— BEGIN Task inputs —
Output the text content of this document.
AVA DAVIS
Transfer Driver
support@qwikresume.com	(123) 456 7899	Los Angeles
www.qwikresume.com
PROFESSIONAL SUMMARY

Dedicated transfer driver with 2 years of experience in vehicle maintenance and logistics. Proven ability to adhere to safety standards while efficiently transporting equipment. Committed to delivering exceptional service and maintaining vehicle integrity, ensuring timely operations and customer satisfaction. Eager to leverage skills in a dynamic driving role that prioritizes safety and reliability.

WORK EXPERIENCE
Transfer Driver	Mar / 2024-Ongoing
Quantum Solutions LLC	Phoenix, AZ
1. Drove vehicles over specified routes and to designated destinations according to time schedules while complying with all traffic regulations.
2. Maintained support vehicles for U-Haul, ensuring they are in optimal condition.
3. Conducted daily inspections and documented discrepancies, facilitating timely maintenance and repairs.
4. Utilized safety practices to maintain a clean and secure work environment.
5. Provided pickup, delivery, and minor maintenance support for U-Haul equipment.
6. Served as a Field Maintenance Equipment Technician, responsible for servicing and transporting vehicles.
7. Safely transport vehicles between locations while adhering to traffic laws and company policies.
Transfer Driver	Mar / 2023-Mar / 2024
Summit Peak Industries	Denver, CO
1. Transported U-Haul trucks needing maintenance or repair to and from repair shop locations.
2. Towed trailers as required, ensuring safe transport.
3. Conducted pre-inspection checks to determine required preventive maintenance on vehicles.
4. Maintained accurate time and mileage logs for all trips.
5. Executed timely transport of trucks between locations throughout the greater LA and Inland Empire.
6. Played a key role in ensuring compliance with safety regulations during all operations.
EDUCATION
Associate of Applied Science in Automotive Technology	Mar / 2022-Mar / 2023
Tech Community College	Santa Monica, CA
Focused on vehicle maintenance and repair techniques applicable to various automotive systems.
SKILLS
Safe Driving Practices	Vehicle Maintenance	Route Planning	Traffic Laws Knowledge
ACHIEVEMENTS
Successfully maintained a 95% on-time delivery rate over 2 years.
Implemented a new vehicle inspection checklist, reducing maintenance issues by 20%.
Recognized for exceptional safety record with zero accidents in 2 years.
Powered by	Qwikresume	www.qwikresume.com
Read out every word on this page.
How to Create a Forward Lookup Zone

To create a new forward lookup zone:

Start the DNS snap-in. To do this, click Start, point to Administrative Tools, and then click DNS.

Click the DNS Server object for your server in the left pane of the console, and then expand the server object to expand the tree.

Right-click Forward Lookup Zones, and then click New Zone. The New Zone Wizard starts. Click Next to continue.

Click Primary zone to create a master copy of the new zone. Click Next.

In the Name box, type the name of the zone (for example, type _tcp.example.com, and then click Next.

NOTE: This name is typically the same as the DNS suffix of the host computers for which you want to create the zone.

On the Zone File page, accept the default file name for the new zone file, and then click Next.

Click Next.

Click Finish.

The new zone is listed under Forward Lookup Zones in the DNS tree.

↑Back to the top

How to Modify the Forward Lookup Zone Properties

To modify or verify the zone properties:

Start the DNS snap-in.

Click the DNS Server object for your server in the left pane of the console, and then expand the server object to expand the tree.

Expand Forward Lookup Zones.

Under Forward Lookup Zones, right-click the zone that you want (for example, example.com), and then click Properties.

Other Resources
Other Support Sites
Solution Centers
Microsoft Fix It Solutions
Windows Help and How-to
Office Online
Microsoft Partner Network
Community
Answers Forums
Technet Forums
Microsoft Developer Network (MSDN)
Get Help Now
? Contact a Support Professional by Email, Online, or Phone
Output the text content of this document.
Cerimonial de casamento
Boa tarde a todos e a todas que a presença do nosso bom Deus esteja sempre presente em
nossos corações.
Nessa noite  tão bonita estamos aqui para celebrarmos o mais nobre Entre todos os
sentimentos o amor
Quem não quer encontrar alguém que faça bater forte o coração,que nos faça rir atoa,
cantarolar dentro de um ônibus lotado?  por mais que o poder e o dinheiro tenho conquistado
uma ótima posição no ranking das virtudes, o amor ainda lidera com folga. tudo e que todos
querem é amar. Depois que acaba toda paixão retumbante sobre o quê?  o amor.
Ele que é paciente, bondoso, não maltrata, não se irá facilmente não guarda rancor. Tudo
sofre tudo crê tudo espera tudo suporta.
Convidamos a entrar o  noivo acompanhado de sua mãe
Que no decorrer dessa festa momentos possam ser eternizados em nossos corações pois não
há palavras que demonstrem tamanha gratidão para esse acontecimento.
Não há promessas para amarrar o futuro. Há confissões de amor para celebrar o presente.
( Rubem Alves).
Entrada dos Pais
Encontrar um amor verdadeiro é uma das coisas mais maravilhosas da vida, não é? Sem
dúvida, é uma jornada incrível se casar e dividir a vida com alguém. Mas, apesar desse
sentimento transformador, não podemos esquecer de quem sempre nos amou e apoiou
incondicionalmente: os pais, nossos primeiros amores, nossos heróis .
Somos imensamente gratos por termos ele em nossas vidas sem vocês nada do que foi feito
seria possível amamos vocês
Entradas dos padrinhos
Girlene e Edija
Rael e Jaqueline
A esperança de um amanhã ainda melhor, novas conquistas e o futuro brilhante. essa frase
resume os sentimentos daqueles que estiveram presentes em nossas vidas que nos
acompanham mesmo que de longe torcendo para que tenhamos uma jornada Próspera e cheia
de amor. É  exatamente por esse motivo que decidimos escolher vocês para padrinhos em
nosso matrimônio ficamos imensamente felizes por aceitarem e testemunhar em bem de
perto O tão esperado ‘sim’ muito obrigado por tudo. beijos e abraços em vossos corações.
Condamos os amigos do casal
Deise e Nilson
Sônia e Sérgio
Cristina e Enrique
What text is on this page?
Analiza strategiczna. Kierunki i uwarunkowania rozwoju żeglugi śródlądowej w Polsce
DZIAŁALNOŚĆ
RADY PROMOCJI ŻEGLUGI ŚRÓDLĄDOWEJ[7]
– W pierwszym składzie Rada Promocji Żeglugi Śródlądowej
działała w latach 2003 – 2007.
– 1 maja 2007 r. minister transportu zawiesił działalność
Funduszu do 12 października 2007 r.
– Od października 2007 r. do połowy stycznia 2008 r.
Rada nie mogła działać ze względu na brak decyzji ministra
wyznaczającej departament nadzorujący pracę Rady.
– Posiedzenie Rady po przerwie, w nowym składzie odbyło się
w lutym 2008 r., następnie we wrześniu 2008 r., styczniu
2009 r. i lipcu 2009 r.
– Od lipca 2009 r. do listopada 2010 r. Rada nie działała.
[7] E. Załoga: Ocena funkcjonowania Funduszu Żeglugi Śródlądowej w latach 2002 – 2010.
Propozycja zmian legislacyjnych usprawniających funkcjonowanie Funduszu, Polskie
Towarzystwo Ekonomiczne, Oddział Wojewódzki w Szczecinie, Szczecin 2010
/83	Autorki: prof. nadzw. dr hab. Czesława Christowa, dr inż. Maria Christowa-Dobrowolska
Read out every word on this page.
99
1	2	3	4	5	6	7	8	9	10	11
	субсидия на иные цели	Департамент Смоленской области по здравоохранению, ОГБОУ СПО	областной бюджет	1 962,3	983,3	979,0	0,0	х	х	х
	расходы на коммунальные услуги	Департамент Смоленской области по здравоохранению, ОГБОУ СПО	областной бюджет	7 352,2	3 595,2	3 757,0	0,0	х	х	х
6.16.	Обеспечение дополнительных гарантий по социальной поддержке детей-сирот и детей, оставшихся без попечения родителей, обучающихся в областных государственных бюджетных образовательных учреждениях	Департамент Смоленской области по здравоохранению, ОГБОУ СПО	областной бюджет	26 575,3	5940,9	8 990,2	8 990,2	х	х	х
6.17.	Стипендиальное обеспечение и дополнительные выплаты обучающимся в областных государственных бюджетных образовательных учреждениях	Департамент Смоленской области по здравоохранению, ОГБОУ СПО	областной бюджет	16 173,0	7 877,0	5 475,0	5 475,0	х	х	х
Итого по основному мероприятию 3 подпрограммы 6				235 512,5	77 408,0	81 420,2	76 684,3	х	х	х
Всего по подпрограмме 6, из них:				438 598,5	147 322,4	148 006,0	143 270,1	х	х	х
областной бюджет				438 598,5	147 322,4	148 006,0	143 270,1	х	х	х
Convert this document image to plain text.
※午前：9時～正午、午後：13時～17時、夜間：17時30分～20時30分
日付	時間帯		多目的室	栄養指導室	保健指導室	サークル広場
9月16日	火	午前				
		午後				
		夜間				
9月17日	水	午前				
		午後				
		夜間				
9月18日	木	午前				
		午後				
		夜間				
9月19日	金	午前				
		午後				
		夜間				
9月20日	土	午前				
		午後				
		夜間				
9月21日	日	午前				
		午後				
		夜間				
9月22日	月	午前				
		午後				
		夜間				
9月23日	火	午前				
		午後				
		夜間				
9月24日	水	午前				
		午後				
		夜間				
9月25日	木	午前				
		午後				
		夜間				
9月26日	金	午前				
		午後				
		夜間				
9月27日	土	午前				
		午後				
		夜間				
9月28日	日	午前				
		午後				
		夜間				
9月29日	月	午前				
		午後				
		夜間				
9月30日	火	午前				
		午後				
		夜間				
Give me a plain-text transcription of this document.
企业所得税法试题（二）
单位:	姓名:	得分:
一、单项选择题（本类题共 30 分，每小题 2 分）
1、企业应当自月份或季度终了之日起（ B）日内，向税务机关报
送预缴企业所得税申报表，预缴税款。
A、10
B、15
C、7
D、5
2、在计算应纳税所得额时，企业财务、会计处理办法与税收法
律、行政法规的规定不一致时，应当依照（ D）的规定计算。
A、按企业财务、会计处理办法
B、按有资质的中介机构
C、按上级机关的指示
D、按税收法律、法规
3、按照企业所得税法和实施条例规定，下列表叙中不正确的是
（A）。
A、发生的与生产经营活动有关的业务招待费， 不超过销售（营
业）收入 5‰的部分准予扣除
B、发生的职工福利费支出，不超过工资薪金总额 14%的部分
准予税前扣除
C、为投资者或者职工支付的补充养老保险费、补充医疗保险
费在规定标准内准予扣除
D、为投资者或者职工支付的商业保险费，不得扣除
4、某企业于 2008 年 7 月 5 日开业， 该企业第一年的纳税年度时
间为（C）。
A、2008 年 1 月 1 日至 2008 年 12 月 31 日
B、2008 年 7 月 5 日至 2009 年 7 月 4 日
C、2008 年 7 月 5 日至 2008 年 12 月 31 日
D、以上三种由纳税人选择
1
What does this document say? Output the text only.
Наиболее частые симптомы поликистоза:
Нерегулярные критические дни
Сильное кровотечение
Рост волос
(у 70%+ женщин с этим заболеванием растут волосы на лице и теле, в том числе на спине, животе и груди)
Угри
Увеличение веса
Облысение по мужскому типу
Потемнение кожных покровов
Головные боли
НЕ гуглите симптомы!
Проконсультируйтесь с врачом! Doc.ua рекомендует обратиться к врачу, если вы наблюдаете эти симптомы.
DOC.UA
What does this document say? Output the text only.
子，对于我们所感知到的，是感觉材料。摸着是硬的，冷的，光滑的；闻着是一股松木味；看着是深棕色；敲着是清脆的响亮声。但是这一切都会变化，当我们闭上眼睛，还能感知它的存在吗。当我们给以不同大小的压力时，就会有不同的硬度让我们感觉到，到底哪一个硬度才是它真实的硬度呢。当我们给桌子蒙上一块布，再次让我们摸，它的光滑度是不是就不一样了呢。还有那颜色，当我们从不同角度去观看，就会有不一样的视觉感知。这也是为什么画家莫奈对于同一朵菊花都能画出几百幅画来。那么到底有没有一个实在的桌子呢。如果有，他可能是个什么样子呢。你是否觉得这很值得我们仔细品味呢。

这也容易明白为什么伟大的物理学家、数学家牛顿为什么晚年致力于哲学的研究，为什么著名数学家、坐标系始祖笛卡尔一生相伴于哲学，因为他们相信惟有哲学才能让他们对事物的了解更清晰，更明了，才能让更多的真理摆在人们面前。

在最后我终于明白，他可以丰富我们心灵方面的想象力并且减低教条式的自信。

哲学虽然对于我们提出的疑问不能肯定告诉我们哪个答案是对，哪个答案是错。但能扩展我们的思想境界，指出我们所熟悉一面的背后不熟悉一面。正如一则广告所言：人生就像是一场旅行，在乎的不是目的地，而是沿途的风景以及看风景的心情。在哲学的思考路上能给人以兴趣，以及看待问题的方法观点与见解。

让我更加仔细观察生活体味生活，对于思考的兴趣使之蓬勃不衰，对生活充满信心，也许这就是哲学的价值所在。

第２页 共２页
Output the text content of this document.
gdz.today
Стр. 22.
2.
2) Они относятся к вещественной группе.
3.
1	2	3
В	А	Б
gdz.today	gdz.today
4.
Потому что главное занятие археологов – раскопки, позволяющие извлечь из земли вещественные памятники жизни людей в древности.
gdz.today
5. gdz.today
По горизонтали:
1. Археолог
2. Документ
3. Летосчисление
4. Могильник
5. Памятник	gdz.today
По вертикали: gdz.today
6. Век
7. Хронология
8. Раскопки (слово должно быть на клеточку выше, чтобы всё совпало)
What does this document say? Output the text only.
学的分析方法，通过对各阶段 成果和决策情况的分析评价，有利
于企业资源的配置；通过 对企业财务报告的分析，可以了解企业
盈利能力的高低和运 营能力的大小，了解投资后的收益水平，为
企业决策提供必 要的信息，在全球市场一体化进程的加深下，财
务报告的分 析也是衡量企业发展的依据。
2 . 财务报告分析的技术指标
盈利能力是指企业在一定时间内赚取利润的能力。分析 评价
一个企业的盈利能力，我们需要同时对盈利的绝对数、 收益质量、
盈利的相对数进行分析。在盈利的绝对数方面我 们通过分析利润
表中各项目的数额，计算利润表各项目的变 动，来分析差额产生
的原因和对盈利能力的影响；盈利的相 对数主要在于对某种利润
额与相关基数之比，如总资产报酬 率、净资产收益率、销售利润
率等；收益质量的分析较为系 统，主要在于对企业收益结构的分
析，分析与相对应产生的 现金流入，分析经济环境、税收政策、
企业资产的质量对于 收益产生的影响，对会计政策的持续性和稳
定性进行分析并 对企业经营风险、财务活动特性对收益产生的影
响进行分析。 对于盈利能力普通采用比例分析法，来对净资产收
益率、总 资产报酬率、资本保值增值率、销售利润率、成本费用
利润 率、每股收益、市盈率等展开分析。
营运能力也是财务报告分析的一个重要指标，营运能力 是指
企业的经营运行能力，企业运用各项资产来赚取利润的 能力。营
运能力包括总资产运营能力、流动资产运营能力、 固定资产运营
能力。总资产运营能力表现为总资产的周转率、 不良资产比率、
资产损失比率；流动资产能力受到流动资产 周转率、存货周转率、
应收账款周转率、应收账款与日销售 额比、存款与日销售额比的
— END Task inputs —
▶ [What to work on] Write out every line from the entries where "здравоохранению" appears.

▶ [Solution for this exercise]
	субсидия на иные цели	Департамент Смоленской области по здравоохранению, ОГБОУ СПО	областной бюджет	1 962,3	983,3	979,0	0,0	х	х	х
	расходы на коммунальные услуги	Департамент Смоленской области по здравоохранению, ОГБОУ СПО	областной бюджет	7 352,2	3 595,2	3 757,0	0,0	х	х	х
6.16.	Обеспечение дополнительных гарантий по социальной поддержке детей-сирот и детей, оставшихся без попечения родителей, обучающихся в областных государственных бюджетных образовательных учреждениях	Департамент Смоленской области по здравоохранению, ОГБОУ СПО	областной бюджет	26 575,3	5940,9	8 990,2	8 990,2	х	х	х
6.17.	Стипендиальное обеспечение и дополнительные выплаты обучающимся в областных государственных бюджетных образовательных учреждениях	Департамент Смоленской области по здравоохранению, ОГБОУ СПО	областной бюджет	16 173,0	7 877,0	5 475,0	5 475,0	х	х	х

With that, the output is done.